### Your task
Review the lines that follow and copy each one that contains the word "name".

----------------

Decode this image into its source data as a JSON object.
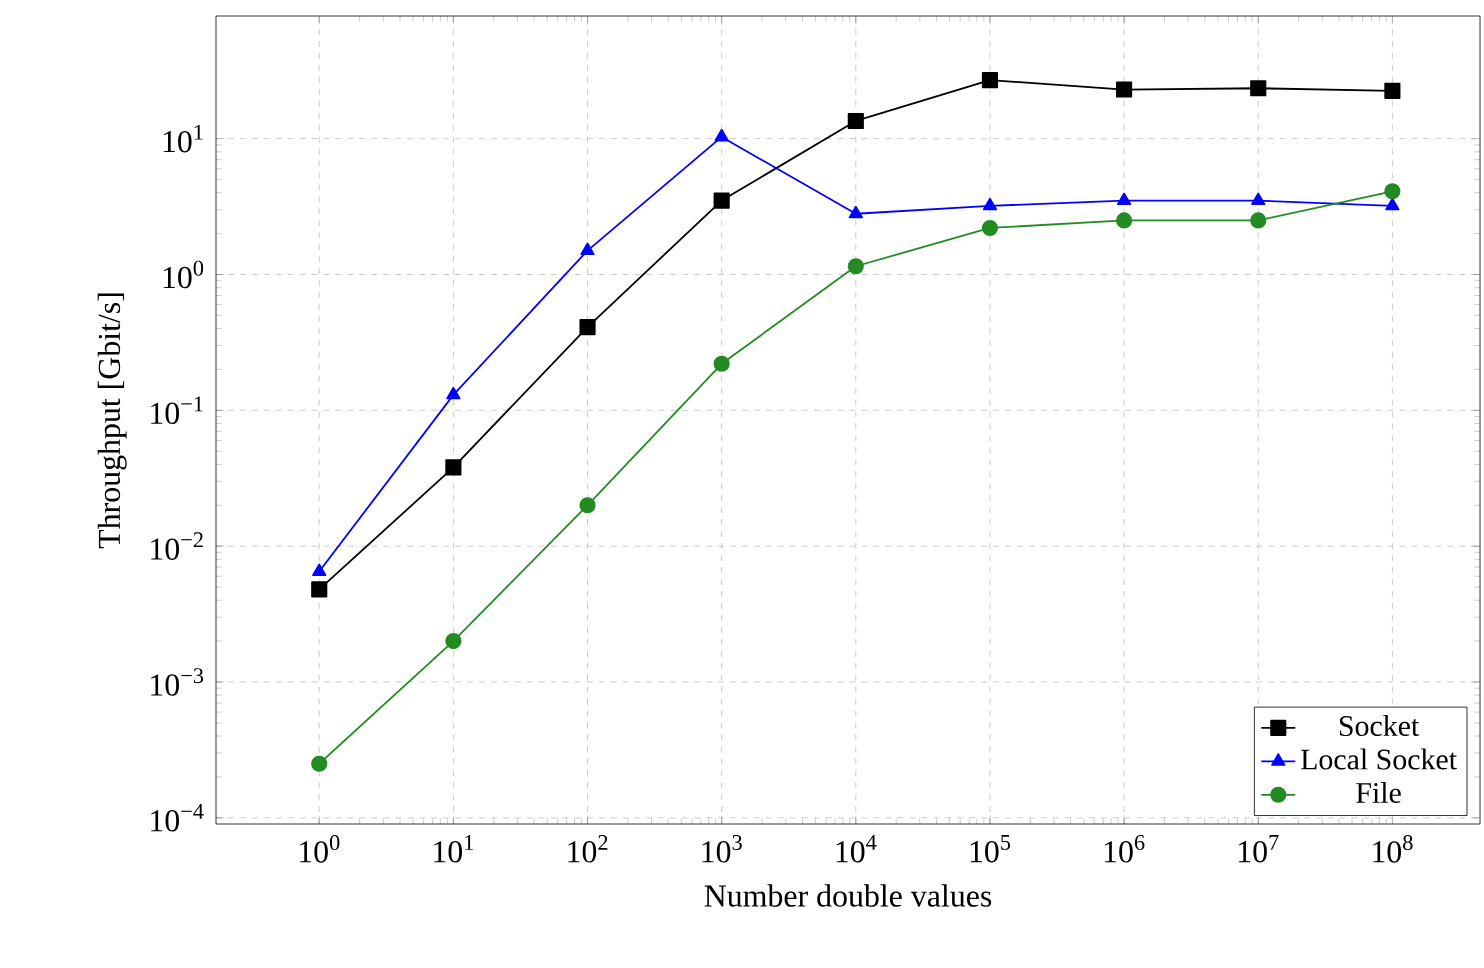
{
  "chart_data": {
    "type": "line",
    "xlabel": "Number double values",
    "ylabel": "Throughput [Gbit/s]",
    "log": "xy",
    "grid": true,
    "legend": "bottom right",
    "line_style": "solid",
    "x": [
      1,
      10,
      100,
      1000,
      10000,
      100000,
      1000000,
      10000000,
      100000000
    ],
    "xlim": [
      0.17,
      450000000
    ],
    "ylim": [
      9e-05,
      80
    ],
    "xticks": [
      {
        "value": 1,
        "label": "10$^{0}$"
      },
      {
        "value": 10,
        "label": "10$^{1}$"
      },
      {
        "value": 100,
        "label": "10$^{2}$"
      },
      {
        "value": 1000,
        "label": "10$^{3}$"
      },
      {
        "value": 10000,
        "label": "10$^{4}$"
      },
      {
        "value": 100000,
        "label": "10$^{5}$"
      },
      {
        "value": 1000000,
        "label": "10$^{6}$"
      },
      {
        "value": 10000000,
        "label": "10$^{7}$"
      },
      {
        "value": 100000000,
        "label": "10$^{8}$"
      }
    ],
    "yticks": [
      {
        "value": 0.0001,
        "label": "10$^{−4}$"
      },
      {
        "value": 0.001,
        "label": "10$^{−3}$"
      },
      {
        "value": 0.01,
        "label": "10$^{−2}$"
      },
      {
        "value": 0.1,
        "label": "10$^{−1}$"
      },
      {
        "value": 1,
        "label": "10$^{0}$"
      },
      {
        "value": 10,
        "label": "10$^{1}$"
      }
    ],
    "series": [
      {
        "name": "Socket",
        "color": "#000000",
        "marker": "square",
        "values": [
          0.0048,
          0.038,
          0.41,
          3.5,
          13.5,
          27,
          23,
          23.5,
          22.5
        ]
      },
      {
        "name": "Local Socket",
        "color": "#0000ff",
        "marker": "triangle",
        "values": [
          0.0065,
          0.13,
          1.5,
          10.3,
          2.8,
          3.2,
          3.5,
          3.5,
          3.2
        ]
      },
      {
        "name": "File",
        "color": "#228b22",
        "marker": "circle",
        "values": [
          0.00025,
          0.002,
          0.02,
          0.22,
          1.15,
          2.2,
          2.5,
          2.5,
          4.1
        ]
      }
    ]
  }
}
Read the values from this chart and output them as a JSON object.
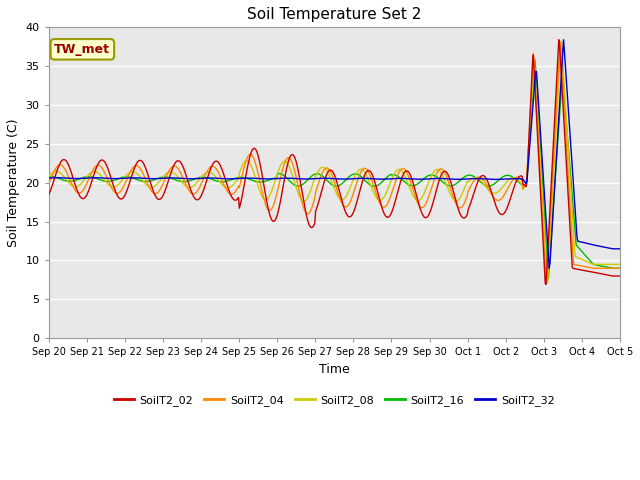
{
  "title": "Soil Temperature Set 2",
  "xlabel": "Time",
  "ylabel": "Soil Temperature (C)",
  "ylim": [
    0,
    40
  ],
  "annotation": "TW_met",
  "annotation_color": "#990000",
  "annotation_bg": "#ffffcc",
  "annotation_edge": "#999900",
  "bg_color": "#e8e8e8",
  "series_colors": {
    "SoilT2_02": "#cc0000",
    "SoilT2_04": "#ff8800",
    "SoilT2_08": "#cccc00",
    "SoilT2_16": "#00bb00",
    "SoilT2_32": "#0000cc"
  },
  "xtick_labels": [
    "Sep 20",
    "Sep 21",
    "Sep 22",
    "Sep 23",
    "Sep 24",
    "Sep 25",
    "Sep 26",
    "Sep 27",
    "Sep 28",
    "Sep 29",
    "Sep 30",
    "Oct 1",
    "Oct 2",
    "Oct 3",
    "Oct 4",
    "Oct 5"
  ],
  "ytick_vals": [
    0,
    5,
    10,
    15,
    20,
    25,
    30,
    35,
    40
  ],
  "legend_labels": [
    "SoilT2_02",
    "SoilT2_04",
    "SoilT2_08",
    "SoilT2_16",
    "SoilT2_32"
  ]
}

----------------

### Answer to this exercise
        "name": "Socket",
        "name": "Local Socket",
        "name": "File",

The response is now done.